_Given records_

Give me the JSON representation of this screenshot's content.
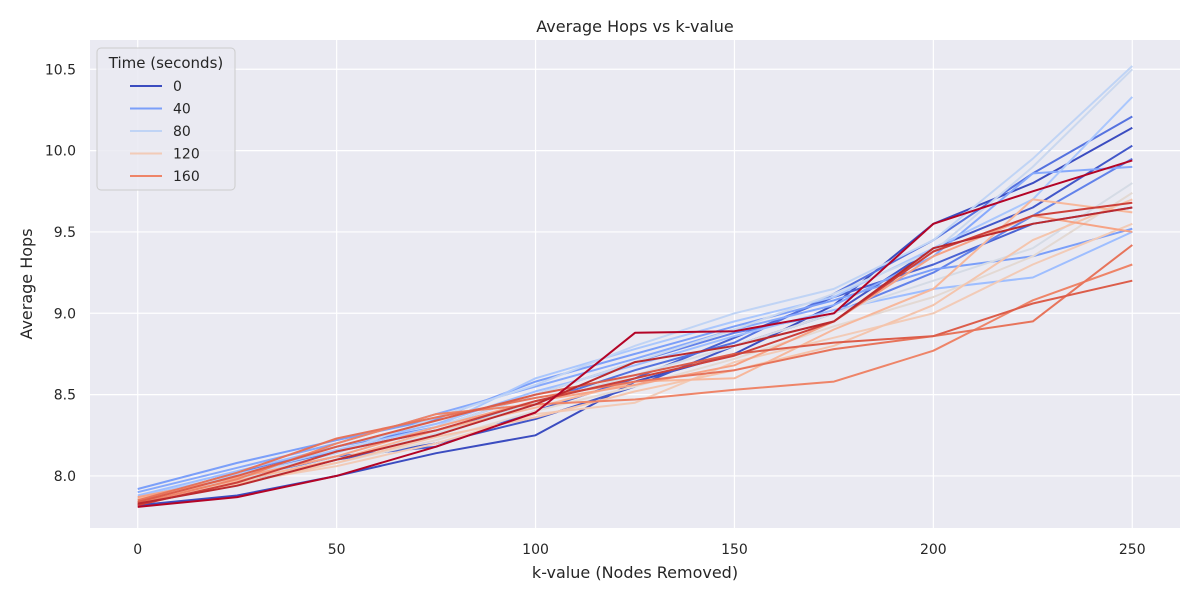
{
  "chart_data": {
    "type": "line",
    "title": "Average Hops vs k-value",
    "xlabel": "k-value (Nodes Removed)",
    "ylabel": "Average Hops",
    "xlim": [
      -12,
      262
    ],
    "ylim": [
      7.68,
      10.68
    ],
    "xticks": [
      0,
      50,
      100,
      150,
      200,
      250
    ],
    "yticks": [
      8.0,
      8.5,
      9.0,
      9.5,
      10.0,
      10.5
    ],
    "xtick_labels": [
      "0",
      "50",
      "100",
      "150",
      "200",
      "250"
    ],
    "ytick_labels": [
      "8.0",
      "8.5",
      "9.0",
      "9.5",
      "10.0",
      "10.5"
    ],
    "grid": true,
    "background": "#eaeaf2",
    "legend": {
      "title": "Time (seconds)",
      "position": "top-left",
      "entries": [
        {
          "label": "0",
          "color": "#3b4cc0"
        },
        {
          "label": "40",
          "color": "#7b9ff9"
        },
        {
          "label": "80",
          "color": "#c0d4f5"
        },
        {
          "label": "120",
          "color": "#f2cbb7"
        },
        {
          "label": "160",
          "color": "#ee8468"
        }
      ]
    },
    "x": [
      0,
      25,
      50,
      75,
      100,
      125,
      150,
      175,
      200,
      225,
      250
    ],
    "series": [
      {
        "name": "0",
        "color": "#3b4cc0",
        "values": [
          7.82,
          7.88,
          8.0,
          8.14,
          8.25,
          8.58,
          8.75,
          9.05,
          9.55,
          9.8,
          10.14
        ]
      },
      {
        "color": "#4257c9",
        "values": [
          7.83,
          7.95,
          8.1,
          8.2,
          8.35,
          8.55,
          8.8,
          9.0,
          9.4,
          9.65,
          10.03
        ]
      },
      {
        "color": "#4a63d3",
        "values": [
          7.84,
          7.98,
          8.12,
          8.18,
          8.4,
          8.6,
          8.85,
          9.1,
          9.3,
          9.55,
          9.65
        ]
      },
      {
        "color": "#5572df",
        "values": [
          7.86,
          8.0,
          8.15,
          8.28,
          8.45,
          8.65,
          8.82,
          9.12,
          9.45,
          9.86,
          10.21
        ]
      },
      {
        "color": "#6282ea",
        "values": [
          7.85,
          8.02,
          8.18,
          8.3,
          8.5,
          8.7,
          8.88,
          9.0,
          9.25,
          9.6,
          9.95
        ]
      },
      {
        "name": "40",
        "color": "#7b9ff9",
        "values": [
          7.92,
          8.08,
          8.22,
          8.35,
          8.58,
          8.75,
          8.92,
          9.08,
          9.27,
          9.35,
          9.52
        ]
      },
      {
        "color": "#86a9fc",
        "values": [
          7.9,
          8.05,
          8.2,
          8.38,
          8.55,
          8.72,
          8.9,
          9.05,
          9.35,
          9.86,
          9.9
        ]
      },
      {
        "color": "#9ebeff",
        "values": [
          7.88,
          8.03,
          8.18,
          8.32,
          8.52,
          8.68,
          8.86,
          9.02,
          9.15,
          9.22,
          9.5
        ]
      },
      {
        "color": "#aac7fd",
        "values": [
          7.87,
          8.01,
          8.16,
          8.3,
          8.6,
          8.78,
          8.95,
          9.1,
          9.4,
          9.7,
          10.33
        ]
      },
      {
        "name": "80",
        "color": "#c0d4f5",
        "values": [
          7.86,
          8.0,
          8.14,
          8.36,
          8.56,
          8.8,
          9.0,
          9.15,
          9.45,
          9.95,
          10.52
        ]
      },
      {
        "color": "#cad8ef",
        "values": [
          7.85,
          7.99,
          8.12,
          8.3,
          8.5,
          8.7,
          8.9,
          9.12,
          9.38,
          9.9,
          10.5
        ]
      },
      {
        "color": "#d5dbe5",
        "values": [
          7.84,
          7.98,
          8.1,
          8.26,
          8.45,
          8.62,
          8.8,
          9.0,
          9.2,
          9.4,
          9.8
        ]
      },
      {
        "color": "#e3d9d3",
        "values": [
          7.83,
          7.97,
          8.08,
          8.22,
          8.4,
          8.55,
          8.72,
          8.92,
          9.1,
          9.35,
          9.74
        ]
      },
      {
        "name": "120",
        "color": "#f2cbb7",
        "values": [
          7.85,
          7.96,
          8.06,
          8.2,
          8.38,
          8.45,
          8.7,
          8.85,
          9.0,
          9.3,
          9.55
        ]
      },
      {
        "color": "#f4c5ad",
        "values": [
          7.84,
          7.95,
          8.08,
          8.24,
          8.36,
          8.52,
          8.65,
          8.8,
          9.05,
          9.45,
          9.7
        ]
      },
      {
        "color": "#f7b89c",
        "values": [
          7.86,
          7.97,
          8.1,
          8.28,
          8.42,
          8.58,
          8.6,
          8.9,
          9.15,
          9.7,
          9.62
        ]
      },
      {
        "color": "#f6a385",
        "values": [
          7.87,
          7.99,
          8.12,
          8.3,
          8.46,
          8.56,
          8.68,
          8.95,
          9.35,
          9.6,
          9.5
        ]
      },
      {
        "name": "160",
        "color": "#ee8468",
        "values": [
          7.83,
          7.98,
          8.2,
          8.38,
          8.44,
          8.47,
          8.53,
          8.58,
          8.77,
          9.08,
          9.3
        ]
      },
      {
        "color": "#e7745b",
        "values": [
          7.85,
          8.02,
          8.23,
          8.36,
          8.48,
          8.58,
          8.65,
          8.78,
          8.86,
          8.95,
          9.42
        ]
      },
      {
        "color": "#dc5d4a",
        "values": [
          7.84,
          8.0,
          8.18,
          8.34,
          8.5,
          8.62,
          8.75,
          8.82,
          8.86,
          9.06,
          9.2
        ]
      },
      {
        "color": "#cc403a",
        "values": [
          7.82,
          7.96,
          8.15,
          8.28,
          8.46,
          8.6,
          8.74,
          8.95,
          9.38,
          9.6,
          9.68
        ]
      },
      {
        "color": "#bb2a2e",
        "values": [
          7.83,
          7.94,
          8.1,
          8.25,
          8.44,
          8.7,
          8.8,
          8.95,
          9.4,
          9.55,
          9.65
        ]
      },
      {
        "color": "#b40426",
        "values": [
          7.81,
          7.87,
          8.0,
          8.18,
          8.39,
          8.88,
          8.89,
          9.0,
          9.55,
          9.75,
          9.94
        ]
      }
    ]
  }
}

_The exercise_
Report how many lines in the listing include the word "title". Give nothing but the count.

_Result of the task_
2